• TASK DETAILS:
Of all the lines here, how many include the string "jiného"? Answer with the number only.

---- ENTRIES SUPPLIED

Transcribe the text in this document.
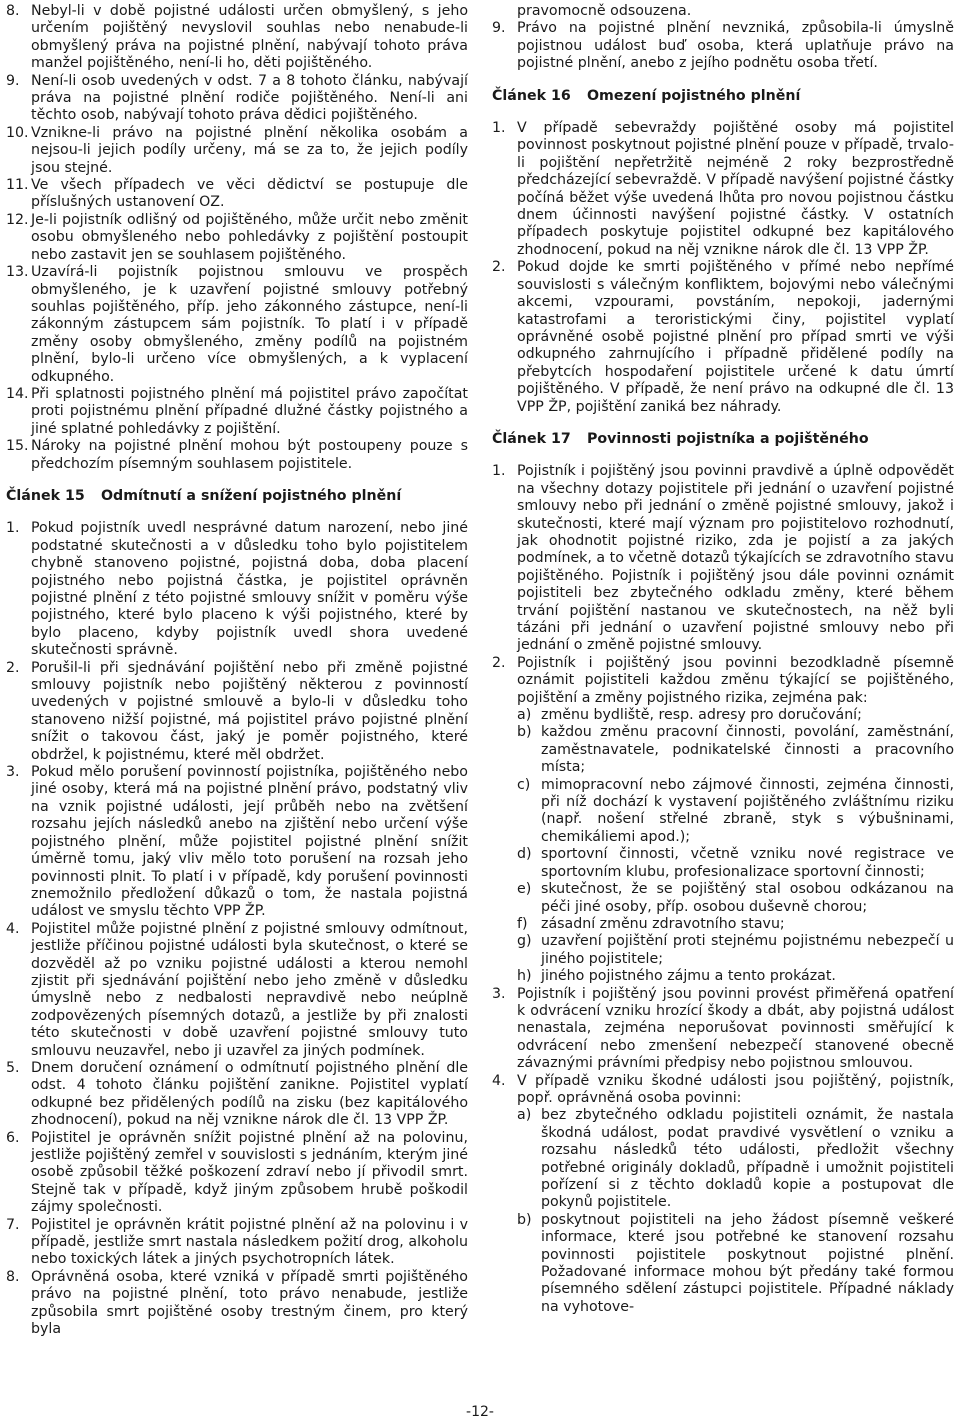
8. Nebyl-li v době pojistné události určen obmyšlený, s jeho určením pojištěný nevyslovil souhlas nebo nenabude-li obmyšlený práva na pojistné plnění, nabývají tohoto práva manžel pojištěného, není-li ho, děti pojištěného.
9. Není-li osob uvedených v odst. 7 a 8 tohoto článku, nabývají práva na pojistné plnění rodiče pojištěného. Není-li ani těchto osob, nabývají tohoto práva dědici pojištěného.
10. Vznikne-li právo na pojistné plnění několika osobám a nejsou-li jejich podíly určeny, má se za to, že jejich podíly jsou stejné.
11. Ve všech případech ve věci dědictví se postupuje dle příslušných ustanovení OZ.
12. Je-li pojistník odlišný od pojištěného, může určit nebo změnit osobu obmyšleného nebo pohledávky z pojištění postoupit nebo zastavit jen se souhlasem pojištěného.
13. Uzavírá-li pojistník pojistnou smlouvu ve prospěch obmyšleného, je k uzavření pojistné smlouvy potřebný souhlas pojištěného, příp. jeho zákonného zástupce, není-li zákonným zástupcem sám pojistník. To platí i v případě změny osoby obmyšleného, změny podílů na pojistném plnění, bylo-li určeno více obmyšlených, a k vyplacení odkupného.
14. Při splatnosti pojistného plnění má pojistitel právo započítat proti pojistnému plnění případné dlužné částky pojistného a jiné splatné pohledávky z pojištění.
15. Nároky na pojistné plnění mohou být postoupeny pouze s předchozím písemným souhlasem pojistitele.
Článek 15	Odmítnutí a snížení pojistného plnění
1. Pokud pojistník uvedl nesprávné datum narození, nebo jiné podstatné skutečnosti a v důsledku toho bylo pojistitelem chybně stanoveno pojistné, pojistná doba, doba placení pojistného nebo pojistná částka, je pojistitel oprávněn pojistné plnění z této pojistné smlouvy snížit v poměru výše pojistného, které bylo placeno k výši pojistného, které by bylo placeno, kdyby pojistník uvedl shora uvedené skutečnosti správně.
2. Porušil-li při sjednávání pojištění nebo při změně pojistné smlouvy pojistník nebo pojištěný některou z povinností uvedených v pojistné smlouvě a bylo-li v důsledku toho stanoveno nižší pojistné, má pojistitel právo pojistné plnění snížit o takovou část, jaký je poměr pojistného, které obdržel, k pojistnému, které měl obdržet.
3. Pokud mělo porušení povinností pojistníka, pojištěného nebo jiné osoby, která má na pojistné plnění právo, podstatný vliv na vznik pojistné události, její průběh nebo na zvětšení rozsahu jejích následků anebo na zjištění nebo určení výše pojistného plnění, může pojistitel pojistné plnění snížit úměrně tomu, jaký vliv mělo toto porušení na rozsah jeho povinnosti plnit. To platí i v případě, kdy porušení povinnosti znemožnilo předložení důkazů o tom, že nastala pojistná událost ve smyslu těchto VPP ŽP.
4. Pojistitel může pojistné plnění z pojistné smlouvy odmítnout, jestliže příčinou pojistné události byla skutečnost, o které se dozvěděl až po vzniku pojistné události a kterou nemohl zjistit při sjednávání pojištění nebo jeho změně v důsledku úmyslně nebo z nedbalosti nepravdivě nebo neúplně zodpovězených písemných dotazů, a jestliže by při znalosti této skutečnosti v době uzavření pojistné smlouvy tuto smlouvu neuzavřel, nebo ji uzavřel za jiných podmínek.
5. Dnem doručení oznámení o odmítnutí pojistného plnění dle odst. 4 tohoto článku pojištění zanikne. Pojistitel vyplatí odkupné bez přidělených podílů na zisku (bez kapitálového zhodnocení), pokud na něj vznikne nárok dle čl. 13 VPP ŽP.
6. Pojistitel je oprávněn snížit pojistné plnění až na polovinu, jestliže pojištěný zemřel v souvislosti s jednáním, kterým jiné osobě způsobil těžké poškození zdraví nebo jí přivodil smrt. Stejně tak v případě, když jiným způsobem hrubě poškodil zájmy společnosti.
7. Pojistitel je oprávněn krátit pojistné plnění až na polovinu i v případě, jestliže smrt nastala následkem požití drog, alkoholu nebo toxických látek a jiných psychotropních látek.
8. Oprávněná osoba, které vzniká v případě smrti pojištěného právo na pojistné plnění, toto právo nenabude, jestliže způsobila smrt pojištěné osoby trestným činem, pro který byla
pravomocně odsouzena.
9. Právo na pojistné plnění nevzniká, způsobila-li úmyslně pojistnou událost buď osoba, která uplatňuje právo na pojistné plnění, anebo z jejího podnětu osoba třetí.
Článek 16	Omezení pojistného plnění
1. V případě sebevraždy pojištěné osoby má pojistitel povinnost poskytnout pojistné plnění pouze v případě, trvalo-li pojištění nepřetržitě nejméně 2 roky bezprostředně předcházející sebevraždě. V případě navýšení pojistné částky počíná běžet výše uvedená lhůta pro novou pojistnou částku dnem účinnosti navýšení pojistné částky. V ostatních případech poskytuje pojistitel odkupné bez kapitálového zhodnocení, pokud na něj vznikne nárok dle čl. 13 VPP ŽP.
2. Pokud dojde ke smrti pojištěného v přímé nebo nepřímé souvislosti s válečným konfliktem, bojovými nebo válečnými akcemi, vzpourami, povstáním, nepokoji, jadernými katastrofami a teroristickými činy, pojistitel vyplatí oprávněné osobě pojistné plnění pro případ smrti ve výši odkupného zahrnujícího i případně přidělené podíly na přebytcích hospodaření pojistitele určené k datu úmrtí pojištěného. V případě, že není právo na odkupné dle čl. 13 VPP ŽP, pojištění zaniká bez náhrady.
Článek 17	Povinnosti pojistníka a pojištěného
1. Pojistník i pojištěný jsou povinni pravdivě a úplně odpovědět na všechny dotazy pojistitele při jednání o uzavření pojistné smlouvy nebo při jednání o změně pojistné smlouvy, jakož i skutečnosti, které mají význam pro pojistitelovo rozhodnutí, jak ohodnotit pojistné riziko, zda je pojistí a za jakých podmínek, a to včetně dotazů týkajících se zdravotního stavu pojištěného. Pojistník i pojištěný jsou dále povinni oznámit pojistiteli bez zbytečného odkladu změny, které během trvání pojištění nastanou ve skutečnostech, na něž byli tázáni při jednání o uzavření pojistné smlouvy nebo při jednání o změně pojistné smlouvy.
2. Pojistník i pojištěný jsou povinni bezodkladně písemně oznámit pojistiteli každou změnu týkající se pojištěného, pojištění a změny pojistného rizika, zejména pak:
a) změnu bydliště, resp. adresy pro doručování;
b) každou změnu pracovní činnosti, povolání, zaměstnání, zaměstnavatele, podnikatelské činnosti a pracovního místa;
c) mimopracovní nebo zájmové činnosti, zejména činnosti, při níž dochází k vystavení pojištěného zvláštnímu riziku (např. nošení střelné zbraně, styk s výbušninami, chemikáliemi apod.);
d) sportovní činnosti, včetně vzniku nové registrace ve sportovním klubu, profesionalizace sportovní činnosti;
e) skutečnost, že se pojištěný stal osobou odkázanou na péči jiné osoby, příp. osobou duševně chorou;
f) zásadní změnu zdravotního stavu;
g) uzavření pojištění proti stejnému pojistnému nebezpečí u jiného pojistitele;
h) jiného pojistného zájmu a tento prokázat.
3. Pojistník i pojištěný jsou povinni provést přiměřená opatření k odvrácení vzniku hrozící škody a dbát, aby pojistná událost nenastala, zejména neporušovat povinnosti směřující k odvrácení nebo zmenšení nebezpečí stanovené obecně závaznými právními předpisy nebo pojistnou smlouvou.
4. V případě vzniku škodné události jsou pojištěný, pojistník, popř. oprávněná osoba povinni:
a) bez zbytečného odkladu pojistiteli oznámit, že nastala škodná událost, podat pravdivé vysvětlení o vzniku a rozsahu následků této události, předložit všechny potřebné originály dokladů, případně i umožnit pojistiteli pořízení si z těchto dokladů kopie a postupovat dle pokynů pojistitele.
b) poskytnout pojistiteli na jeho žádost písemně veškeré informace, které jsou potřebné ke stanovení rozsahu povinnosti pojistitele poskytnout pojistné plnění. Požadované informace mohou být předány také formou písemného sdělení zástupci pojistitele. Případné náklady na vyhotove-
-12-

--------

• THE REPLY:
2